Records to process:
# # # #

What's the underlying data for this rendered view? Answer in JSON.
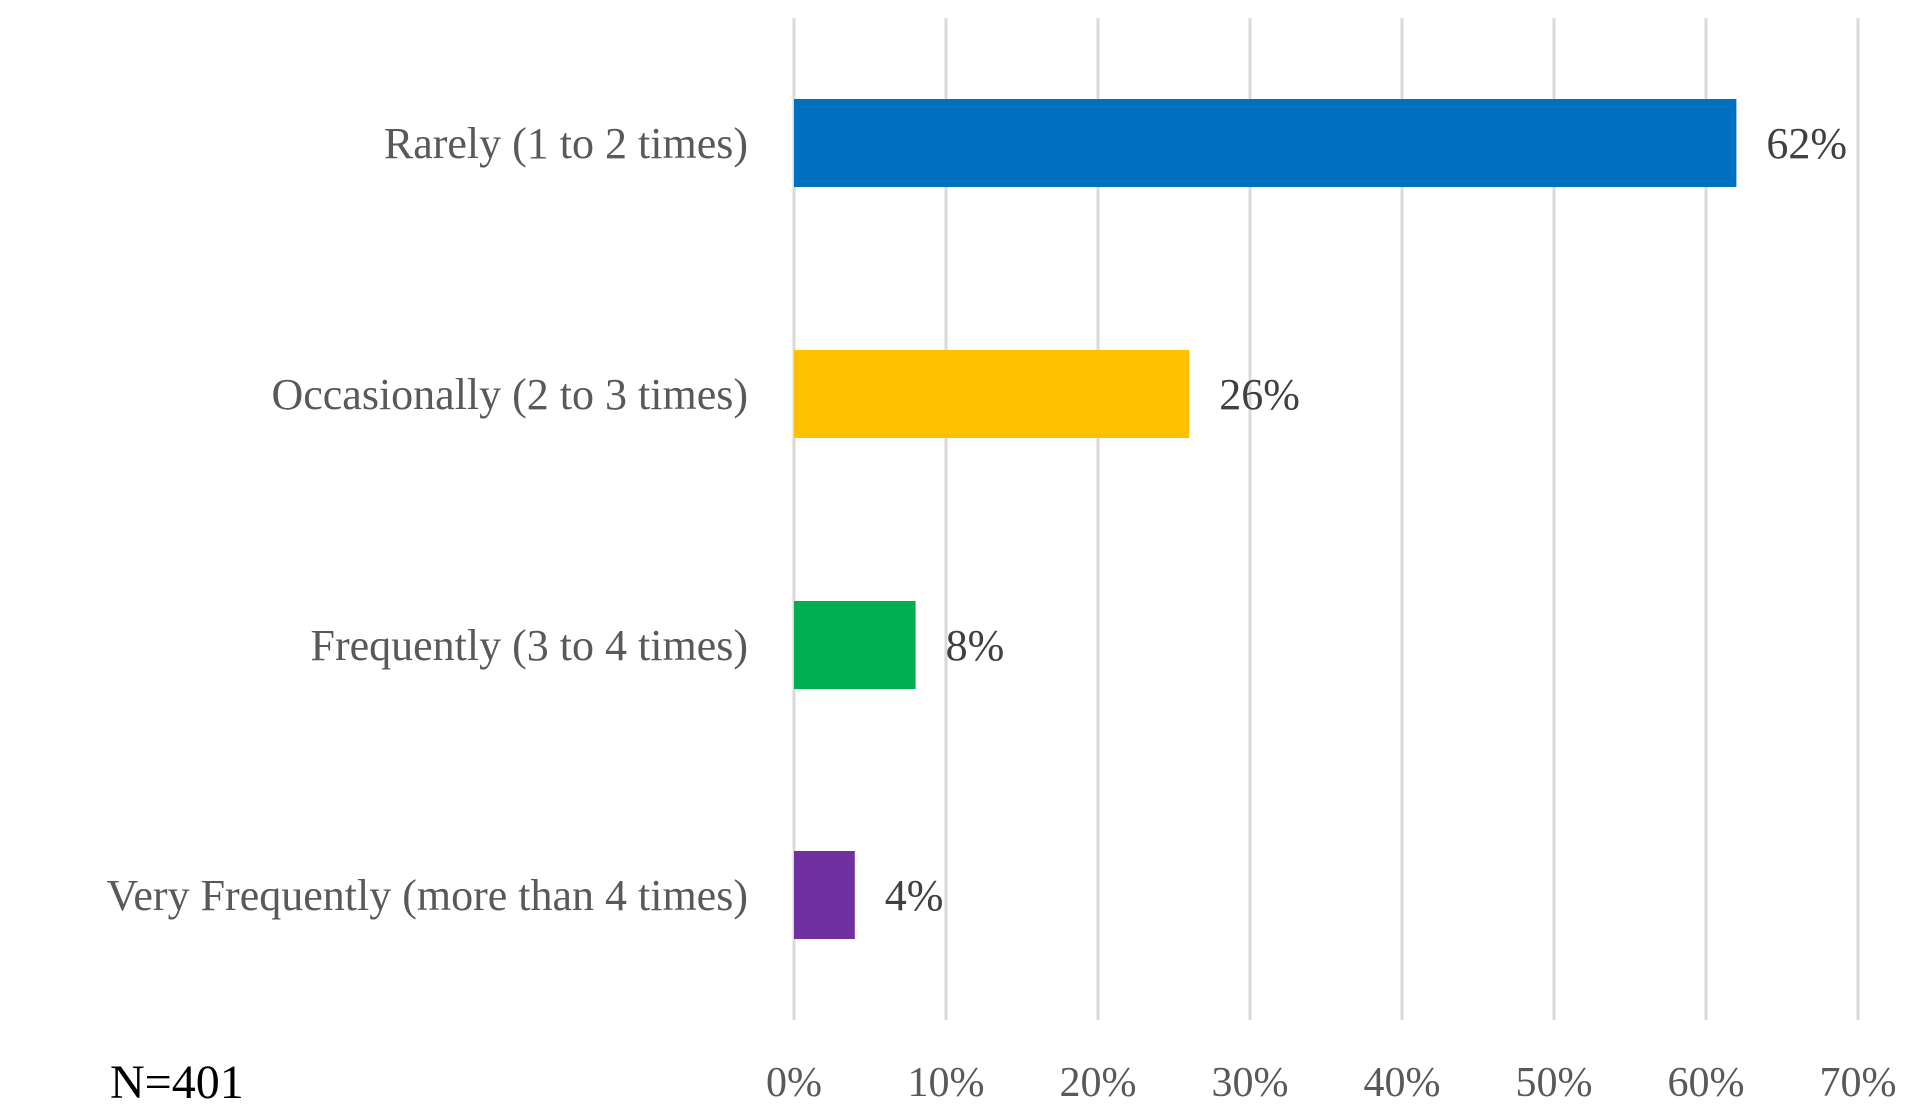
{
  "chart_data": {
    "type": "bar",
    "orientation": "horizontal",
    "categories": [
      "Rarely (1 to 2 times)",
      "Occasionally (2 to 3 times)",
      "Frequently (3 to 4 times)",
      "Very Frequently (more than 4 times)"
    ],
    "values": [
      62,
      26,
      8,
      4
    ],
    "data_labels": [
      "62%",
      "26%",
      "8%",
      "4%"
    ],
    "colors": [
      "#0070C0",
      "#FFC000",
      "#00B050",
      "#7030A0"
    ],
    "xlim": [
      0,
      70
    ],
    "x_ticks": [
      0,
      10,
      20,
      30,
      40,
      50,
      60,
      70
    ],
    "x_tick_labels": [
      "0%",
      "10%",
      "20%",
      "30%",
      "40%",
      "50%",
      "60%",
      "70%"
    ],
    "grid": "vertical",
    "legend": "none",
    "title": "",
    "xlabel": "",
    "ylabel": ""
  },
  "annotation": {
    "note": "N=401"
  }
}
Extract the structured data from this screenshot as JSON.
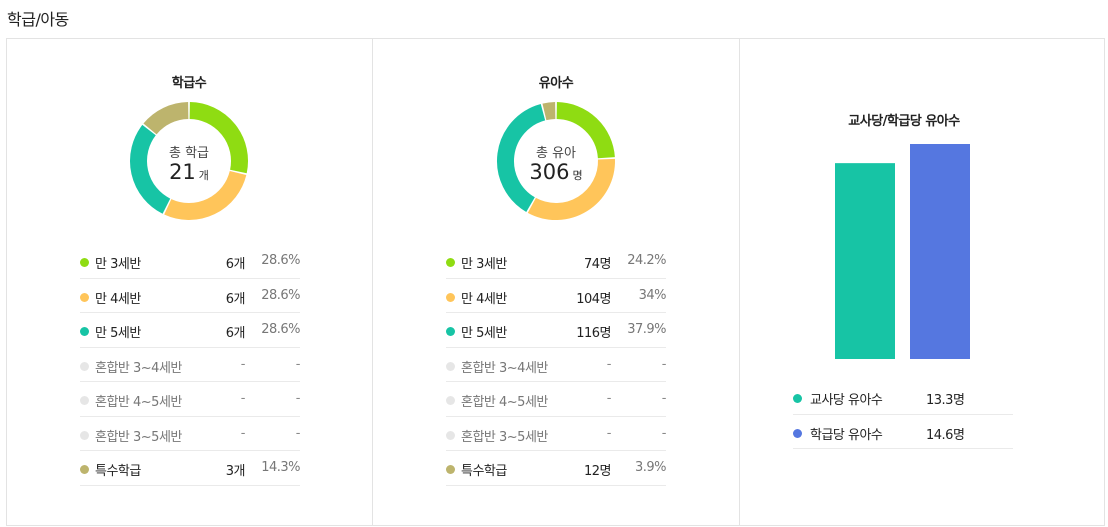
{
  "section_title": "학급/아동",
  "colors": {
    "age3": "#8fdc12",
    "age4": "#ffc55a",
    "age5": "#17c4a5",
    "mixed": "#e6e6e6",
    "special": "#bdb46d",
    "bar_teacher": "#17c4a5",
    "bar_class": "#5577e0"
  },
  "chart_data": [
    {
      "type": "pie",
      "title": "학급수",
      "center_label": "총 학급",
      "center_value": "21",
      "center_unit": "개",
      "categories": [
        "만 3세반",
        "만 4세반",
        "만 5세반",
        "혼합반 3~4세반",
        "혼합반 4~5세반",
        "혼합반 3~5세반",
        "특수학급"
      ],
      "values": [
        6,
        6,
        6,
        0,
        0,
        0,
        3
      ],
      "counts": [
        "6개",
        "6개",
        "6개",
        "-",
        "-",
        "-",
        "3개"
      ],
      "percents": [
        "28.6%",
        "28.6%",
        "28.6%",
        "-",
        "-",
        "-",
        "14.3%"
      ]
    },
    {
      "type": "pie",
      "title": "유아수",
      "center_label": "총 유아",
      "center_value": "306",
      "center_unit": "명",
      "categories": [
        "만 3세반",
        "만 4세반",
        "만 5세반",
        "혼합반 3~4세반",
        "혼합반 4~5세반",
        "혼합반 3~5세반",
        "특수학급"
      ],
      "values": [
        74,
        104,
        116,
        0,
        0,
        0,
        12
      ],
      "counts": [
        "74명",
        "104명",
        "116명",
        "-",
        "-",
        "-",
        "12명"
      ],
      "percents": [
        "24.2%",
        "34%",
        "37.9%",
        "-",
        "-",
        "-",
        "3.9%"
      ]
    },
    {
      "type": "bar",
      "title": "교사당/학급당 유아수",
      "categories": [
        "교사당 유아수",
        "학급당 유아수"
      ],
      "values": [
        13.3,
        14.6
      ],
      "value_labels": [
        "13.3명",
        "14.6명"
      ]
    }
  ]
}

# # # #

Task directions:
Transcribe the entries above verbatim, omitting their pictures.

Expected output:
What's the underlying data for this rendered view? Answer in JSON.
{
  "chart_data": {
    "type": "bar",
    "orientation": "horizontal",
    "categories": [
      "Rarely (1 to 2 times)",
      "Occasionally (2 to 3 times)",
      "Frequently (3 to 4 times)",
      "Very Frequently (more than 4 times)"
    ],
    "values": [
      62,
      26,
      8,
      4
    ],
    "data_labels": [
      "62%",
      "26%",
      "8%",
      "4%"
    ],
    "colors": [
      "#0070C0",
      "#FFC000",
      "#00B050",
      "#7030A0"
    ],
    "xlim": [
      0,
      70
    ],
    "x_ticks": [
      0,
      10,
      20,
      30,
      40,
      50,
      60,
      70
    ],
    "x_tick_labels": [
      "0%",
      "10%",
      "20%",
      "30%",
      "40%",
      "50%",
      "60%",
      "70%"
    ],
    "grid": "vertical",
    "legend": "none",
    "title": "",
    "xlabel": "",
    "ylabel": ""
  },
  "annotation": {
    "note": "N=401"
  }
}
Extract the structured data from this screenshot as JSON.
{
  "section_title": "학급/아동",
  "colors": {
    "age3": "#8fdc12",
    "age4": "#ffc55a",
    "age5": "#17c4a5",
    "mixed": "#e6e6e6",
    "special": "#bdb46d",
    "bar_teacher": "#17c4a5",
    "bar_class": "#5577e0"
  },
  "chart_data": [
    {
      "type": "pie",
      "title": "학급수",
      "center_label": "총 학급",
      "center_value": "21",
      "center_unit": "개",
      "categories": [
        "만 3세반",
        "만 4세반",
        "만 5세반",
        "혼합반 3~4세반",
        "혼합반 4~5세반",
        "혼합반 3~5세반",
        "특수학급"
      ],
      "values": [
        6,
        6,
        6,
        0,
        0,
        0,
        3
      ],
      "counts": [
        "6개",
        "6개",
        "6개",
        "-",
        "-",
        "-",
        "3개"
      ],
      "percents": [
        "28.6%",
        "28.6%",
        "28.6%",
        "-",
        "-",
        "-",
        "14.3%"
      ]
    },
    {
      "type": "pie",
      "title": "유아수",
      "center_label": "총 유아",
      "center_value": "306",
      "center_unit": "명",
      "categories": [
        "만 3세반",
        "만 4세반",
        "만 5세반",
        "혼합반 3~4세반",
        "혼합반 4~5세반",
        "혼합반 3~5세반",
        "특수학급"
      ],
      "values": [
        74,
        104,
        116,
        0,
        0,
        0,
        12
      ],
      "counts": [
        "74명",
        "104명",
        "116명",
        "-",
        "-",
        "-",
        "12명"
      ],
      "percents": [
        "24.2%",
        "34%",
        "37.9%",
        "-",
        "-",
        "-",
        "3.9%"
      ]
    },
    {
      "type": "bar",
      "title": "교사당/학급당 유아수",
      "categories": [
        "교사당 유아수",
        "학급당 유아수"
      ],
      "values": [
        13.3,
        14.6
      ],
      "value_labels": [
        "13.3명",
        "14.6명"
      ]
    }
  ]
}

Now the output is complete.